▸ **RECORDS PROVIDED**:

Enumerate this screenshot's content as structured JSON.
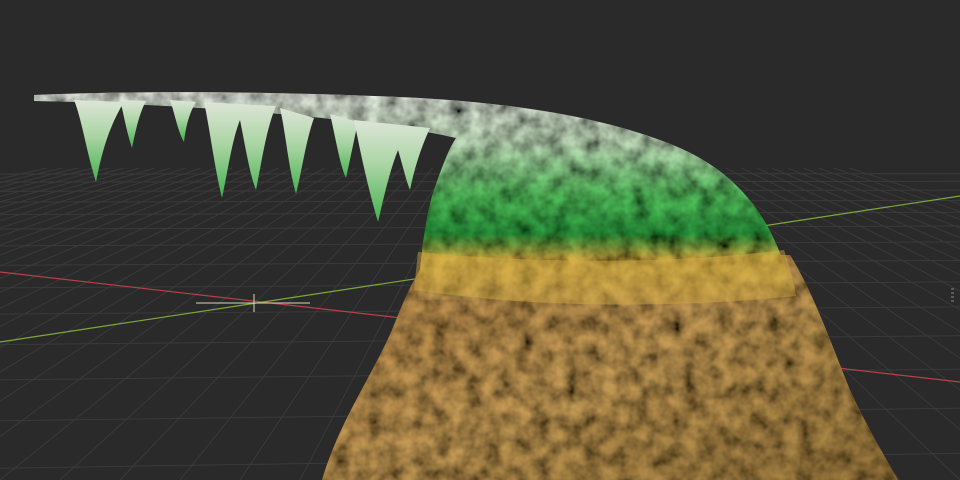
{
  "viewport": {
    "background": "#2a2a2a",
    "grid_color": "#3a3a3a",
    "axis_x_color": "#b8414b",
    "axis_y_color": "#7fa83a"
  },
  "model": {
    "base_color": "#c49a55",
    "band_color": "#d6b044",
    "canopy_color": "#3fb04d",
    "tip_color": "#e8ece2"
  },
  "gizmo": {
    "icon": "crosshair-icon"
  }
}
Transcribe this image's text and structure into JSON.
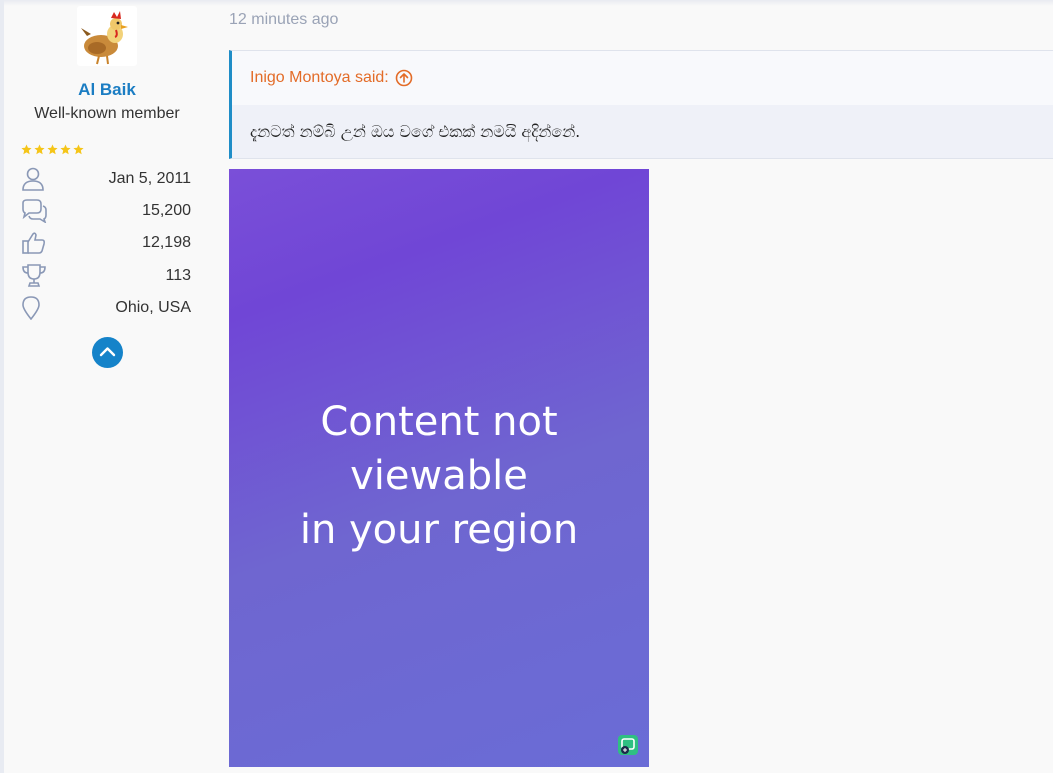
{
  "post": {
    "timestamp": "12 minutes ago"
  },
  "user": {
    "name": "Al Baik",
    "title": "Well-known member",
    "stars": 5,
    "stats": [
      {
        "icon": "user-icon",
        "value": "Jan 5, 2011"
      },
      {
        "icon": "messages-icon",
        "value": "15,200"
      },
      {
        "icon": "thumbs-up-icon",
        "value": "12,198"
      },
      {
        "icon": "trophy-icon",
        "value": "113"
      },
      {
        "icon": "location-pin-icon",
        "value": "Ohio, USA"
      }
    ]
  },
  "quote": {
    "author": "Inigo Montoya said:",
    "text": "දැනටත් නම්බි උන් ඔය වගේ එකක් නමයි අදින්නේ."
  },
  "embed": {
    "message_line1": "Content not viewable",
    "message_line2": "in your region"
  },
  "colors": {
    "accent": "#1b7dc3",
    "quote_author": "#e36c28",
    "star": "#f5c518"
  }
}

==

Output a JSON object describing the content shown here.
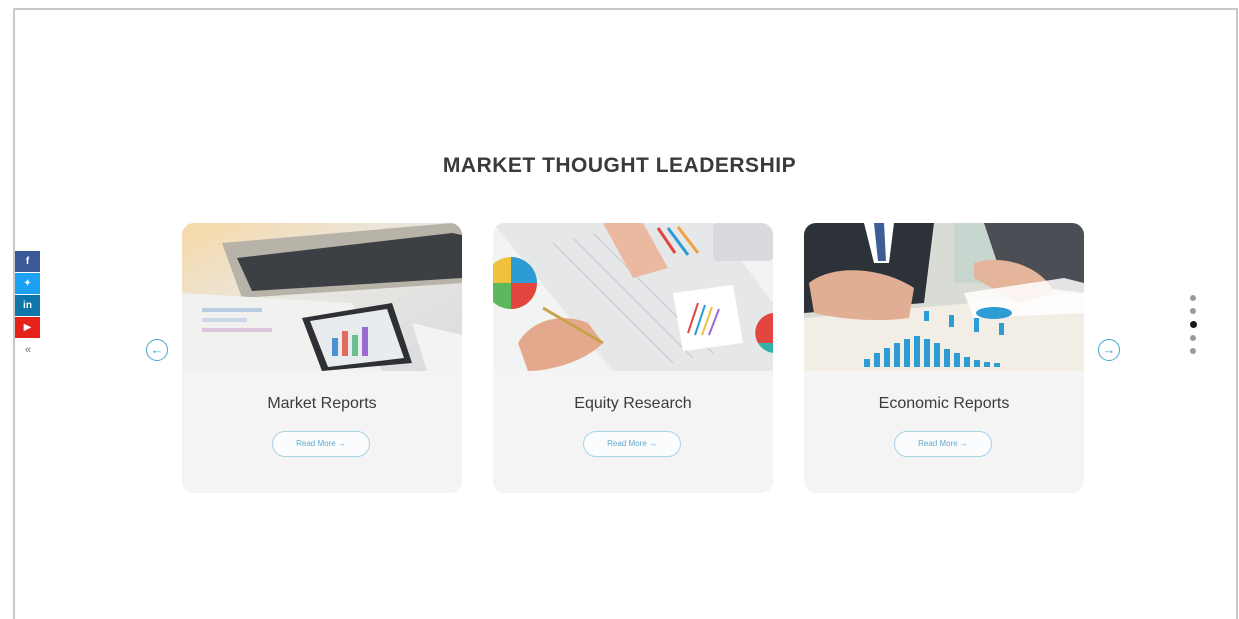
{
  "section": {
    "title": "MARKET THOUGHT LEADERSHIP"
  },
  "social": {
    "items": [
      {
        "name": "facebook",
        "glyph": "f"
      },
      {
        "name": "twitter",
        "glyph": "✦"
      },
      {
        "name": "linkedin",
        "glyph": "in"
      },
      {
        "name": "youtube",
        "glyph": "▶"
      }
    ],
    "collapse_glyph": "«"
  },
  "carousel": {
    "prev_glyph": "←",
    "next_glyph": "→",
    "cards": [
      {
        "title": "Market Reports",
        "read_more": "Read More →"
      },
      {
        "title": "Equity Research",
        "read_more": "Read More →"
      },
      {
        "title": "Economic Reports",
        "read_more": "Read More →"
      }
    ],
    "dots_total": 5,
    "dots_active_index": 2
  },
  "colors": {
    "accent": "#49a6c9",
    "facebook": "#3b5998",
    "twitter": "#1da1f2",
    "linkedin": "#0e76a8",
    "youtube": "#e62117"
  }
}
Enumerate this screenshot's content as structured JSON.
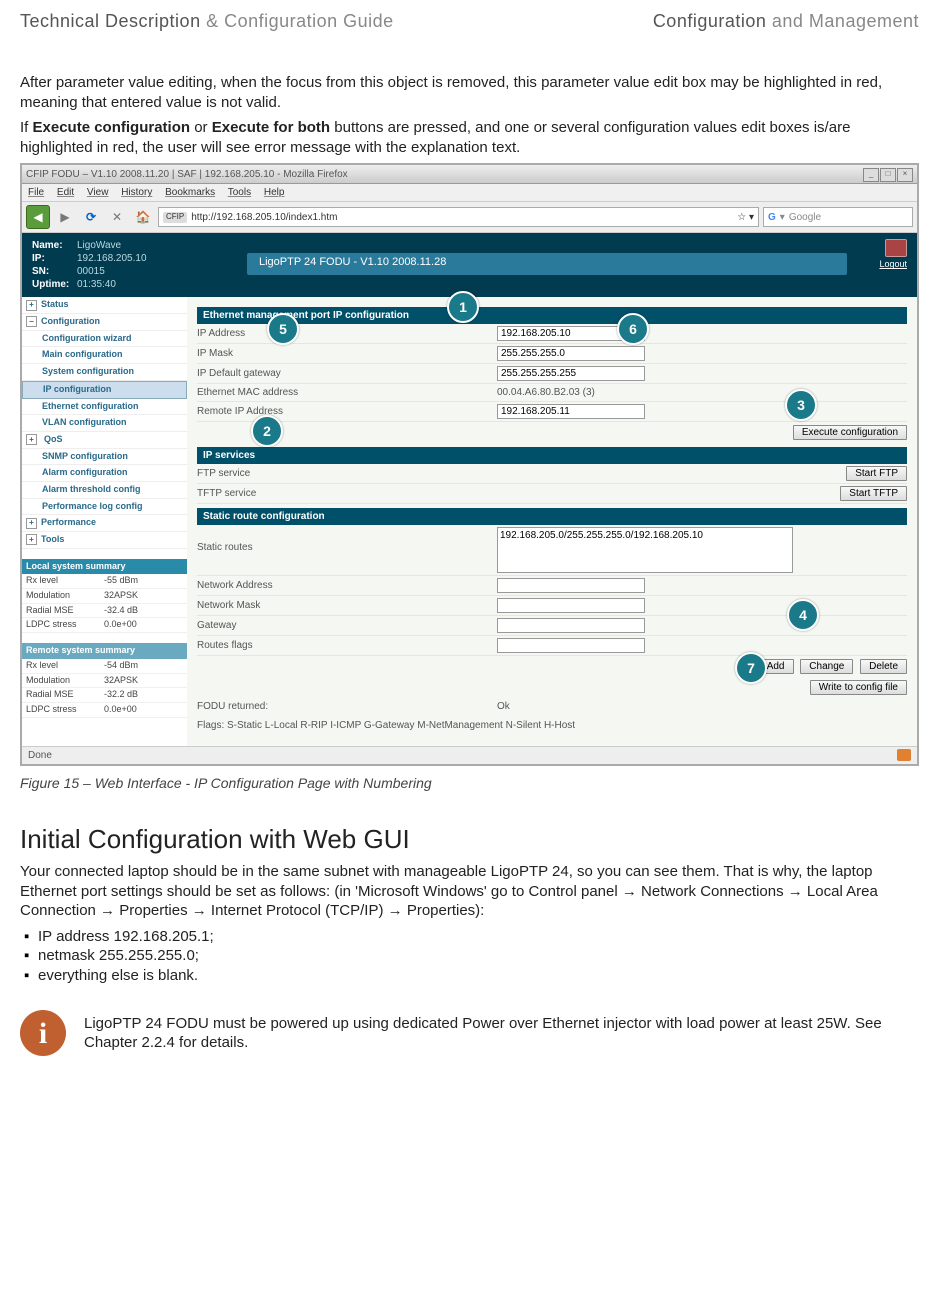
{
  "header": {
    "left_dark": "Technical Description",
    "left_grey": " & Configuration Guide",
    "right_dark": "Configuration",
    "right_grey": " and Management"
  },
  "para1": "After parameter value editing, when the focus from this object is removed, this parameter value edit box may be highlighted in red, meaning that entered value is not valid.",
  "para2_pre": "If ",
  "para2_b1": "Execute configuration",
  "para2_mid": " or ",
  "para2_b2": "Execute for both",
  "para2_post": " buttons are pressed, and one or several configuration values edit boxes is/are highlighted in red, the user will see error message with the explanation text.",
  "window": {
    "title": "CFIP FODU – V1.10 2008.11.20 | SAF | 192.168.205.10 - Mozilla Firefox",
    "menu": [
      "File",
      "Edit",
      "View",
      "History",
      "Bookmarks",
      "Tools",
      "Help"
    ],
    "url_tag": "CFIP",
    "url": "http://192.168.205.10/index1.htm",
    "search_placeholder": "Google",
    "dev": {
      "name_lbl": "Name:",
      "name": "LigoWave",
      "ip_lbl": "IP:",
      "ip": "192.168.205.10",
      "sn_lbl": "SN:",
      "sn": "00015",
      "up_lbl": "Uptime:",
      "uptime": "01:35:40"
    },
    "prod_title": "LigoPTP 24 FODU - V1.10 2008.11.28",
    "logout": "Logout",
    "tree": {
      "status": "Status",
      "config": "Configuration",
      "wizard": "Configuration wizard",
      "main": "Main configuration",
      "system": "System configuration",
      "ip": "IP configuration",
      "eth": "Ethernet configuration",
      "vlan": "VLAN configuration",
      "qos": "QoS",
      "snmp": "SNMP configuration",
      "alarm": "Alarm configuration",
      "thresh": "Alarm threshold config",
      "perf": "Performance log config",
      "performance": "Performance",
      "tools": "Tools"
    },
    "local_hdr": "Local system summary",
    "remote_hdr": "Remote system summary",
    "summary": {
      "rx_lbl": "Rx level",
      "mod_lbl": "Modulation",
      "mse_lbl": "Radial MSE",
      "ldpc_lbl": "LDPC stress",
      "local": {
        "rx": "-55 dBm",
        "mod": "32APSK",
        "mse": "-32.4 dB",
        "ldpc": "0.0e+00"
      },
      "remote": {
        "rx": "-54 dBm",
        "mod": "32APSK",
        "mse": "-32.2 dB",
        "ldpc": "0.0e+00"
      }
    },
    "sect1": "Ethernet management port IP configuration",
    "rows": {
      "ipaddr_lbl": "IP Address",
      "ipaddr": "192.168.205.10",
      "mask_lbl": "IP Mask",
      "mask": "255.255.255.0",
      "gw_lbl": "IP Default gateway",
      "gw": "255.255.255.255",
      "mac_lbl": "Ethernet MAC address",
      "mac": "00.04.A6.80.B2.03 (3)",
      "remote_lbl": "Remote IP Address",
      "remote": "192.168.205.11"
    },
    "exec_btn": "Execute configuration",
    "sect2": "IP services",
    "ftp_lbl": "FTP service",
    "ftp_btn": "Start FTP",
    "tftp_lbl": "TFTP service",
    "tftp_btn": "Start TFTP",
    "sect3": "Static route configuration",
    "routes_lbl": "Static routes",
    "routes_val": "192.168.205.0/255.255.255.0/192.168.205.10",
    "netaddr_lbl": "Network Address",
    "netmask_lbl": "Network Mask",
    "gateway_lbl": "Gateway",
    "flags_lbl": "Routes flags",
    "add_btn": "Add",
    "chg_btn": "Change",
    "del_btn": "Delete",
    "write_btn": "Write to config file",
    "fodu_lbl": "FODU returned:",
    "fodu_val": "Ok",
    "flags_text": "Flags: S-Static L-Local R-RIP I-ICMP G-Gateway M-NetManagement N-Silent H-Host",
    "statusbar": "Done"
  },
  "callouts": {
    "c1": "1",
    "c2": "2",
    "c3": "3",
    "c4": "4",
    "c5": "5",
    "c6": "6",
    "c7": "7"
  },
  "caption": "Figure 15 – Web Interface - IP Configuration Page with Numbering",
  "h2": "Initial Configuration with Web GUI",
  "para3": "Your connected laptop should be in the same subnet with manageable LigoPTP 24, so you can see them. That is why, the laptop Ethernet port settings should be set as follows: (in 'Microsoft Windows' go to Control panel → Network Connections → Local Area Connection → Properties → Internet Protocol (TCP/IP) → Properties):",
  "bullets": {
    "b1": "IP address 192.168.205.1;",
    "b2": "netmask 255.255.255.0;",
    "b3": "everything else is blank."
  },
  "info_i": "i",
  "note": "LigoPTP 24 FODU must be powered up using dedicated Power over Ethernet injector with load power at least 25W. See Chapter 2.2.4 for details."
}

▸ **EXERCISE TASK**: Write out every line of the data that holds the word "system".

▸ **WRITTEN ANSWER**:
      "system": "System configuration",
    "local_hdr": "Local system summary",
    "remote_hdr": "Remote system summary",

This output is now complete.